▶ Objective:
Type out the records that follow, exactly as given.

^^^^^^^^

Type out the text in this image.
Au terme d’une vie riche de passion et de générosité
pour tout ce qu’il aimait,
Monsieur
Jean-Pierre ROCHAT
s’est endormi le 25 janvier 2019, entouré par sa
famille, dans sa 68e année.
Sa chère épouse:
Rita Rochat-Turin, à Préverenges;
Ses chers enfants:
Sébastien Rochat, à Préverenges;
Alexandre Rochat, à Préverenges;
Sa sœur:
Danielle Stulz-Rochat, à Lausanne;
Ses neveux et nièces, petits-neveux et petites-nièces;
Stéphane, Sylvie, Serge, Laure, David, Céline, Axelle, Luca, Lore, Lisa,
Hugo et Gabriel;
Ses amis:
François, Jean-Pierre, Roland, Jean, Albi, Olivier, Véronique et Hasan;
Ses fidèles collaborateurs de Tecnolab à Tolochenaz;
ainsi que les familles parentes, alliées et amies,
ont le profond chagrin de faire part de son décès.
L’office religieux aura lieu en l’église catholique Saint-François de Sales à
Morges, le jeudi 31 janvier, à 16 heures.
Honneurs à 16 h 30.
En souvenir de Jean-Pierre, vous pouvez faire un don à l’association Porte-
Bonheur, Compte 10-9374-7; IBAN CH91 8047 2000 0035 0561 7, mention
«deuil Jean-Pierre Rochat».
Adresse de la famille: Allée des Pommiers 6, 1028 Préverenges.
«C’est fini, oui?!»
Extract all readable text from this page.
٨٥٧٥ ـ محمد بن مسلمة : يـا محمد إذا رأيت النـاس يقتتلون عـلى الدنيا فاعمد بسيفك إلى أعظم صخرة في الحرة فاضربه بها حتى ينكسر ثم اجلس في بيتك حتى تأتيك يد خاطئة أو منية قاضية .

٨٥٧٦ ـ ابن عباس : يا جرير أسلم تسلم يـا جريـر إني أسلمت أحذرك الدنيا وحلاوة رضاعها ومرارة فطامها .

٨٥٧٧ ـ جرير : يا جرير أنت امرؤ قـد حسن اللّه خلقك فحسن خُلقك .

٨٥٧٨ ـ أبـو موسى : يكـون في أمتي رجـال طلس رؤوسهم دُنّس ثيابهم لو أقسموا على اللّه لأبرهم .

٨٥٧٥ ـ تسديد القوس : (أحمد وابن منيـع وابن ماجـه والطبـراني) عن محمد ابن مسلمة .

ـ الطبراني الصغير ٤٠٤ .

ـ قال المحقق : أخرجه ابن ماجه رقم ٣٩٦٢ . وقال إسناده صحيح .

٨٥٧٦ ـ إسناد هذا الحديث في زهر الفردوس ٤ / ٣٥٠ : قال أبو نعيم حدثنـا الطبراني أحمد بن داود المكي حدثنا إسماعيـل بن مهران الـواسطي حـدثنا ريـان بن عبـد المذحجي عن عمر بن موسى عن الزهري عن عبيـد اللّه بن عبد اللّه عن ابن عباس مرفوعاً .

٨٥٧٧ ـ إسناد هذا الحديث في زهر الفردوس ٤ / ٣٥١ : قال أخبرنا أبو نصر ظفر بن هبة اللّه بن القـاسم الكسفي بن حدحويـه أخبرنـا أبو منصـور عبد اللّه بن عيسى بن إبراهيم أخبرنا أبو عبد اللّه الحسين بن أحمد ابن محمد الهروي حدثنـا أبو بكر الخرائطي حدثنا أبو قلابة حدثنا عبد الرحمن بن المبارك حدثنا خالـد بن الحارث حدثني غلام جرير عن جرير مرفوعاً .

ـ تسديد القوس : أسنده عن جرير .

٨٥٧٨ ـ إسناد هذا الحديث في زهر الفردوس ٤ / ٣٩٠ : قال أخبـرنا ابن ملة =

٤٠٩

^^^^^^^^

▶ Solution to this problem:
Type out the text in this image.
Au terme d’une vie riche de passion et de générosité
pour tout ce qu’il aimait,
Monsieur
Jean-Pierre ROCHAT
s’est endormi le 25 janvier 2019, entouré par sa
famille, dans sa 68e année.
Sa chère épouse:
Rita Rochat-Turin, à Préverenges;
Ses chers enfants:
Sébastien Rochat, à Préverenges;
Alexandre Rochat, à Préverenges;
Sa sœur:
Danielle Stulz-Rochat, à Lausanne;
Ses neveux et nièces, petits-neveux et petites-nièces;
Stéphane, Sylvie, Serge, Laure, David, Céline, Axelle, Luca, Lore, Lisa,
Hugo et Gabriel;
Ses amis:
François, Jean-Pierre, Roland, Jean, Albi, Olivier, Véronique et Hasan;
Ses fidèles collaborateurs de Tecnolab à Tolochenaz;
ainsi que les familles parentes, alliées et amies,
ont le profond chagrin de faire part de son décès.
L’office religieux aura lieu en l’église catholique Saint-François de Sales à
Morges, le jeudi 31 janvier, à 16 heures.
Honneurs à 16 h 30.
En souvenir de Jean-Pierre, vous pouvez faire un don à l’association Porte-
Bonheur, Compte 10-9374-7; IBAN CH91 8047 2000 0035 0561 7, mention
«deuil Jean-Pierre Rochat».
Adresse de la famille: Allée des Pommiers 6, 1028 Préverenges.
«C’est fini, oui?!»
Extract all readable text from this page.
٨٥٧٥ ـ محمد بن مسلمة : يـا محمد إذا رأيت النـاس يقتتلون عـلى الدنيا فاعمد بسيفك إلى أعظم صخرة في الحرة فاضربه بها حتى ينكسر ثم اجلس في بيتك حتى تأتيك يد خاطئة أو منية قاضية .

٨٥٧٦ ـ ابن عباس : يا جرير أسلم تسلم يـا جريـر إني أسلمت أحذرك الدنيا وحلاوة رضاعها ومرارة فطامها .

٨٥٧٧ ـ جرير : يا جرير أنت امرؤ قـد حسن اللّه خلقك فحسن خُلقك .

٨٥٧٨ ـ أبـو موسى : يكـون في أمتي رجـال طلس رؤوسهم دُنّس ثيابهم لو أقسموا على اللّه لأبرهم .

٨٥٧٥ ـ تسديد القوس : (أحمد وابن منيـع وابن ماجـه والطبـراني) عن محمد ابن مسلمة .

ـ الطبراني الصغير ٤٠٤ .

ـ قال المحقق : أخرجه ابن ماجه رقم ٣٩٦٢ . وقال إسناده صحيح .

٨٥٧٦ ـ إسناد هذا الحديث في زهر الفردوس ٤ / ٣٥٠ : قال أبو نعيم حدثنـا الطبراني أحمد بن داود المكي حدثنا إسماعيـل بن مهران الـواسطي حـدثنا ريـان بن عبـد المذحجي عن عمر بن موسى عن الزهري عن عبيـد اللّه بن عبد اللّه عن ابن عباس مرفوعاً .

٨٥٧٧ ـ إسناد هذا الحديث في زهر الفردوس ٤ / ٣٥١ : قال أخبرنا أبو نصر ظفر بن هبة اللّه بن القـاسم الكسفي بن حدحويـه أخبرنـا أبو منصـور عبد اللّه بن عيسى بن إبراهيم أخبرنا أبو عبد اللّه الحسين بن أحمد ابن محمد الهروي حدثنـا أبو بكر الخرائطي حدثنا أبو قلابة حدثنا عبد الرحمن بن المبارك حدثنا خالـد بن الحارث حدثني غلام جرير عن جرير مرفوعاً .

ـ تسديد القوس : أسنده عن جرير .

٨٥٧٨ ـ إسناد هذا الحديث في زهر الفردوس ٤ / ٣٩٠ : قال أخبـرنا ابن ملة =

٤٠٩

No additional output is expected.